Extracted data entries:
○ ○ ○ ○ ○ ○ ○
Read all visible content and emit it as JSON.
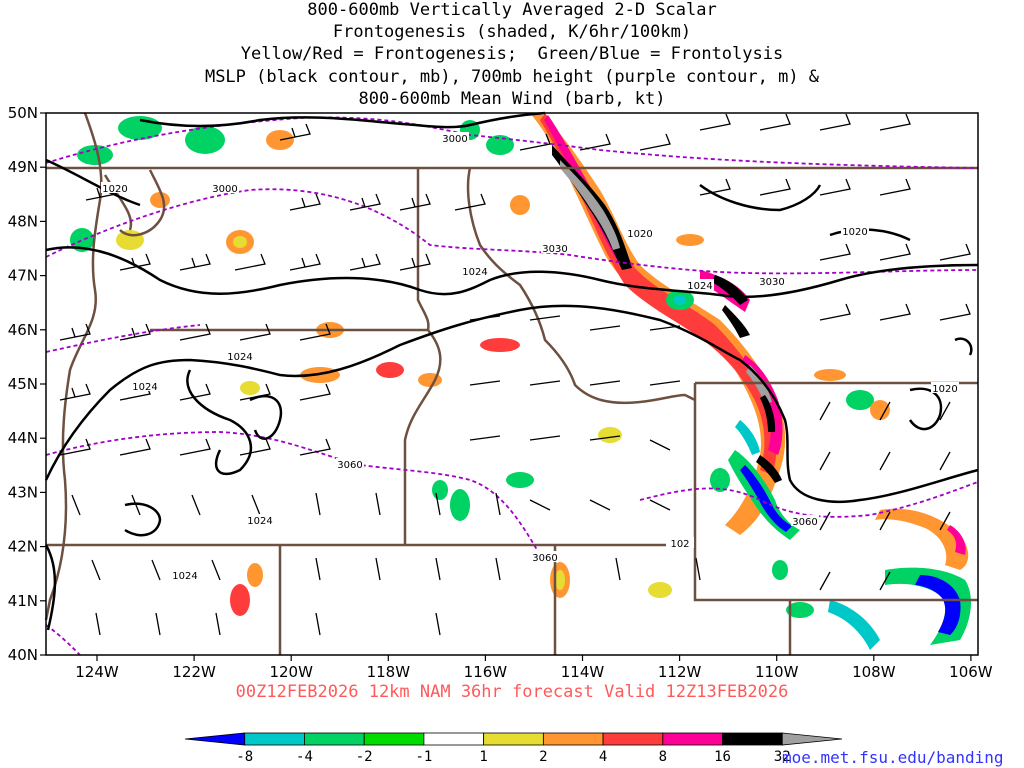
{
  "title": {
    "lines": [
      "800-600mb Vertically Averaged 2-D Scalar",
      "Frontogenesis (shaded, K/6hr/100km)",
      "Yellow/Red = Frontogenesis;  Green/Blue = Frontolysis",
      "MSLP (black contour, mb), 700mb height (purple contour, m) &",
      "800-600mb Mean Wind (barb, kt)"
    ]
  },
  "map": {
    "lat_labels": [
      "50N",
      "49N",
      "48N",
      "47N",
      "46N",
      "45N",
      "44N",
      "43N",
      "42N",
      "41N",
      "40N"
    ],
    "lon_labels": [
      "124W",
      "122W",
      "120W",
      "118W",
      "116W",
      "114W",
      "112W",
      "110W",
      "108W",
      "106W"
    ],
    "mslp_labels": [
      "1020",
      "1020",
      "1024",
      "1024",
      "1024",
      "1024",
      "1024",
      "1024",
      "1020",
      "1020",
      "102"
    ],
    "height_labels": [
      "3000",
      "3000",
      "3030",
      "3030",
      "3060",
      "3060",
      "3060"
    ]
  },
  "valid_time": "00Z12FEB2026 12km NAM 36hr forecast Valid 12Z13FEB2026",
  "colorbar": {
    "labels": [
      "-8",
      "-4",
      "-2",
      "-1",
      "1",
      "2",
      "4",
      "8",
      "16",
      "32"
    ],
    "colors": [
      "#0000ff",
      "#00c8c8",
      "#00d264",
      "#00dc00",
      "#ffffff",
      "#e6dc32",
      "#ff9632",
      "#ff3c3c",
      "#ff0096",
      "#000000",
      "#a0a0a0"
    ]
  },
  "credit": "moe.met.fsu.edu/banding"
}
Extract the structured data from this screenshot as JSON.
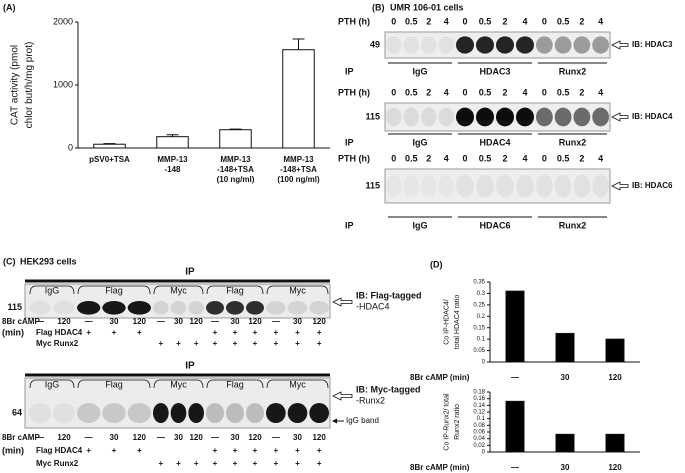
{
  "chart_data": [
    {
      "type": "bar",
      "label": "(A)",
      "ylabel": [
        "CAT activity (pmol",
        "chlor but/h/mg prot)"
      ],
      "categories": [
        [
          "pSV0+TSA"
        ],
        [
          "MMP-13",
          "-148"
        ],
        [
          "MMP-13",
          "-148+TSA",
          "(10 ng/ml)"
        ],
        [
          "MMP-13",
          "-148+TSA",
          "(100 ng/ml)"
        ]
      ],
      "values": [
        60,
        180,
        290,
        1560
      ],
      "errors": [
        10,
        30,
        10,
        170
      ],
      "color": "#ffffff",
      "ylim": [
        0,
        2000
      ],
      "yticks": [
        0,
        1000,
        2000
      ]
    },
    {
      "type": "bar",
      "label": "(D)",
      "ylabel": [
        "Co IP-HDAC4/",
        "total HDAC4 ratio"
      ],
      "xlabel": "8Br cAMP (min)",
      "categories": [
        "—",
        "30",
        "120"
      ],
      "values": [
        0.31,
        0.125,
        0.1
      ],
      "color": "#000000",
      "ylim": [
        0,
        0.35
      ],
      "yticks": [
        0,
        0.05,
        0.1,
        0.15,
        0.2,
        0.25,
        0.3,
        0.35
      ]
    },
    {
      "type": "bar",
      "ylabel": [
        "Co IP-Runx2/ total",
        "Runx2 ratio"
      ],
      "xlabel": "8Br cAMP (min)",
      "categories": [
        "—",
        "30",
        "120"
      ],
      "values": [
        0.152,
        0.053,
        0.053
      ],
      "color": "#000000",
      "ylim": [
        0,
        0.18
      ],
      "yticks": [
        0,
        0.02,
        0.04,
        0.06,
        0.08,
        0.1,
        0.12,
        0.14,
        0.16,
        0.18
      ]
    }
  ],
  "panel_b": {
    "label": "(B)",
    "title": "UMR 106-01 cells",
    "blots": [
      {
        "row_label": "PTH (h)",
        "times": [
          "0",
          "0.5",
          "2",
          "4",
          "0",
          "0.5",
          "2",
          "4",
          "0",
          "0.5",
          "2",
          "4"
        ],
        "marker": "49",
        "ib": "IB: HDAC3",
        "ip": "IP",
        "groups": [
          "IgG",
          "HDAC3",
          "Runx2"
        ]
      },
      {
        "row_label": "PTH (h)",
        "times": [
          "0",
          "0.5",
          "2",
          "4",
          "0",
          "0.5",
          "2",
          "4",
          "0",
          "0.5",
          "2",
          "4"
        ],
        "marker": "115",
        "ib": "IB: HDAC4",
        "ip": "IP",
        "groups": [
          "IgG",
          "HDAC4",
          "Runx2"
        ]
      },
      {
        "row_label": "PTH (h)",
        "times": [
          "0",
          "0.5",
          "2",
          "4",
          "0",
          "0.5",
          "2",
          "4",
          "0",
          "0.5",
          "2",
          "4"
        ],
        "marker": "115",
        "ib": "IB: HDAC6",
        "ip": "IP",
        "groups": [
          "IgG",
          "HDAC6",
          "Runx2"
        ]
      }
    ]
  },
  "panel_c": {
    "label": "(C)",
    "title": "HEK293 cells",
    "blots": [
      {
        "ip": "IP",
        "groups": [
          "IgG",
          "Flag",
          "Myc",
          "Flag",
          "Myc"
        ],
        "marker": "115",
        "ib": [
          "IB: Flag-tagged",
          "-HDAC4"
        ],
        "unit": "(min)",
        "rows": [
          {
            "label": "8Br cAMP",
            "cells": [
              "—",
              "120",
              "—",
              "30",
              "120",
              "—",
              "30",
              "120",
              "—",
              "30",
              "120",
              "—",
              "30",
              "120"
            ]
          },
          {
            "label": "Flag HDAC4",
            "cells": [
              null,
              null,
              "+",
              "+",
              "+",
              null,
              null,
              null,
              "+",
              "+",
              "+",
              "+",
              "+",
              "+"
            ]
          },
          {
            "label": "Myc Runx2",
            "cells": [
              null,
              null,
              null,
              null,
              null,
              "+",
              "+",
              "+",
              "+",
              "+",
              "+",
              "+",
              "+",
              "+"
            ]
          }
        ]
      },
      {
        "ip": "IP",
        "groups": [
          "IgG",
          "Flag",
          "Myc",
          "Flag",
          "Myc"
        ],
        "marker": "64",
        "ib": [
          "IB: Myc-tagged",
          "-Runx2"
        ],
        "note": "IgG band",
        "unit": "(min)",
        "rows": [
          {
            "label": "8Br cAMP",
            "cells": [
              "—",
              "120",
              "—",
              "30",
              "120",
              "—",
              "30",
              "120",
              "—",
              "30",
              "120",
              "—",
              "30",
              "120"
            ]
          },
          {
            "label": "Flag HDAC4",
            "cells": [
              null,
              null,
              "+",
              "+",
              "+",
              null,
              null,
              null,
              "+",
              "+",
              "+",
              "+",
              "+",
              "+"
            ]
          },
          {
            "label": "Myc Runx2",
            "cells": [
              null,
              null,
              null,
              null,
              null,
              "+",
              "+",
              "+",
              "+",
              "+",
              "+",
              "+",
              "+",
              "+"
            ]
          }
        ]
      }
    ]
  }
}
○ ○ ○ ○ ○ ○ ○
> _Required work_: Skip every image and output the remaining records exactly.

> _Output_:
Read all visible content and emit it as JSON.
{
  "title": {
    "lines": [
      "800-600mb Vertically Averaged 2-D Scalar",
      "Frontogenesis (shaded, K/6hr/100km)",
      "Yellow/Red = Frontogenesis;  Green/Blue = Frontolysis",
      "MSLP (black contour, mb), 700mb height (purple contour, m) &",
      "800-600mb Mean Wind (barb, kt)"
    ]
  },
  "map": {
    "lat_labels": [
      "50N",
      "49N",
      "48N",
      "47N",
      "46N",
      "45N",
      "44N",
      "43N",
      "42N",
      "41N",
      "40N"
    ],
    "lon_labels": [
      "124W",
      "122W",
      "120W",
      "118W",
      "116W",
      "114W",
      "112W",
      "110W",
      "108W",
      "106W"
    ],
    "mslp_labels": [
      "1020",
      "1020",
      "1024",
      "1024",
      "1024",
      "1024",
      "1024",
      "1024",
      "1020",
      "1020",
      "102"
    ],
    "height_labels": [
      "3000",
      "3000",
      "3030",
      "3030",
      "3060",
      "3060",
      "3060"
    ]
  },
  "valid_time": "00Z12FEB2026 12km NAM 36hr forecast Valid 12Z13FEB2026",
  "colorbar": {
    "labels": [
      "-8",
      "-4",
      "-2",
      "-1",
      "1",
      "2",
      "4",
      "8",
      "16",
      "32"
    ],
    "colors": [
      "#0000ff",
      "#00c8c8",
      "#00d264",
      "#00dc00",
      "#ffffff",
      "#e6dc32",
      "#ff9632",
      "#ff3c3c",
      "#ff0096",
      "#000000",
      "#a0a0a0"
    ]
  },
  "credit": "moe.met.fsu.edu/banding"
}
Extract the structured data from this screenshot as JSON.
{
  "chart_data": [
    {
      "type": "bar",
      "label": "(A)",
      "ylabel": [
        "CAT activity (pmol",
        "chlor but/h/mg prot)"
      ],
      "categories": [
        [
          "pSV0+TSA"
        ],
        [
          "MMP-13",
          "-148"
        ],
        [
          "MMP-13",
          "-148+TSA",
          "(10 ng/ml)"
        ],
        [
          "MMP-13",
          "-148+TSA",
          "(100 ng/ml)"
        ]
      ],
      "values": [
        60,
        180,
        290,
        1560
      ],
      "errors": [
        10,
        30,
        10,
        170
      ],
      "color": "#ffffff",
      "ylim": [
        0,
        2000
      ],
      "yticks": [
        0,
        1000,
        2000
      ]
    },
    {
      "type": "bar",
      "label": "(D)",
      "ylabel": [
        "Co IP-HDAC4/",
        "total HDAC4 ratio"
      ],
      "xlabel": "8Br cAMP (min)",
      "categories": [
        "—",
        "30",
        "120"
      ],
      "values": [
        0.31,
        0.125,
        0.1
      ],
      "color": "#000000",
      "ylim": [
        0,
        0.35
      ],
      "yticks": [
        0,
        0.05,
        0.1,
        0.15,
        0.2,
        0.25,
        0.3,
        0.35
      ]
    },
    {
      "type": "bar",
      "ylabel": [
        "Co IP-Runx2/ total",
        "Runx2 ratio"
      ],
      "xlabel": "8Br cAMP (min)",
      "categories": [
        "—",
        "30",
        "120"
      ],
      "values": [
        0.152,
        0.053,
        0.053
      ],
      "color": "#000000",
      "ylim": [
        0,
        0.18
      ],
      "yticks": [
        0,
        0.02,
        0.04,
        0.06,
        0.08,
        0.1,
        0.12,
        0.14,
        0.16,
        0.18
      ]
    }
  ],
  "panel_b": {
    "label": "(B)",
    "title": "UMR 106-01 cells",
    "blots": [
      {
        "row_label": "PTH (h)",
        "times": [
          "0",
          "0.5",
          "2",
          "4",
          "0",
          "0.5",
          "2",
          "4",
          "0",
          "0.5",
          "2",
          "4"
        ],
        "marker": "49",
        "ib": "IB: HDAC3",
        "ip": "IP",
        "groups": [
          "IgG",
          "HDAC3",
          "Runx2"
        ]
      },
      {
        "row_label": "PTH (h)",
        "times": [
          "0",
          "0.5",
          "2",
          "4",
          "0",
          "0.5",
          "2",
          "4",
          "0",
          "0.5",
          "2",
          "4"
        ],
        "marker": "115",
        "ib": "IB: HDAC4",
        "ip": "IP",
        "groups": [
          "IgG",
          "HDAC4",
          "Runx2"
        ]
      },
      {
        "row_label": "PTH (h)",
        "times": [
          "0",
          "0.5",
          "2",
          "4",
          "0",
          "0.5",
          "2",
          "4",
          "0",
          "0.5",
          "2",
          "4"
        ],
        "marker": "115",
        "ib": "IB: HDAC6",
        "ip": "IP",
        "groups": [
          "IgG",
          "HDAC6",
          "Runx2"
        ]
      }
    ]
  },
  "panel_c": {
    "label": "(C)",
    "title": "HEK293 cells",
    "blots": [
      {
        "ip": "IP",
        "groups": [
          "IgG",
          "Flag",
          "Myc",
          "Flag",
          "Myc"
        ],
        "marker": "115",
        "ib": [
          "IB: Flag-tagged",
          "-HDAC4"
        ],
        "unit": "(min)",
        "rows": [
          {
            "label": "8Br cAMP",
            "cells": [
              "—",
              "120",
              "—",
              "30",
              "120",
              "—",
              "30",
              "120",
              "—",
              "30",
              "120",
              "—",
              "30",
              "120"
            ]
          },
          {
            "label": "Flag HDAC4",
            "cells": [
              null,
              null,
              "+",
              "+",
              "+",
              null,
              null,
              null,
              "+",
              "+",
              "+",
              "+",
              "+",
              "+"
            ]
          },
          {
            "label": "Myc Runx2",
            "cells": [
              null,
              null,
              null,
              null,
              null,
              "+",
              "+",
              "+",
              "+",
              "+",
              "+",
              "+",
              "+",
              "+"
            ]
          }
        ]
      },
      {
        "ip": "IP",
        "groups": [
          "IgG",
          "Flag",
          "Myc",
          "Flag",
          "Myc"
        ],
        "marker": "64",
        "ib": [
          "IB: Myc-tagged",
          "-Runx2"
        ],
        "note": "IgG band",
        "unit": "(min)",
        "rows": [
          {
            "label": "8Br cAMP",
            "cells": [
              "—",
              "120",
              "—",
              "30",
              "120",
              "—",
              "30",
              "120",
              "—",
              "30",
              "120",
              "—",
              "30",
              "120"
            ]
          },
          {
            "label": "Flag HDAC4",
            "cells": [
              null,
              null,
              "+",
              "+",
              "+",
              null,
              null,
              null,
              "+",
              "+",
              "+",
              "+",
              "+",
              "+"
            ]
          },
          {
            "label": "Myc Runx2",
            "cells": [
              null,
              null,
              null,
              null,
              null,
              "+",
              "+",
              "+",
              "+",
              "+",
              "+",
              "+",
              "+",
              "+"
            ]
          }
        ]
      }
    ]
  }
}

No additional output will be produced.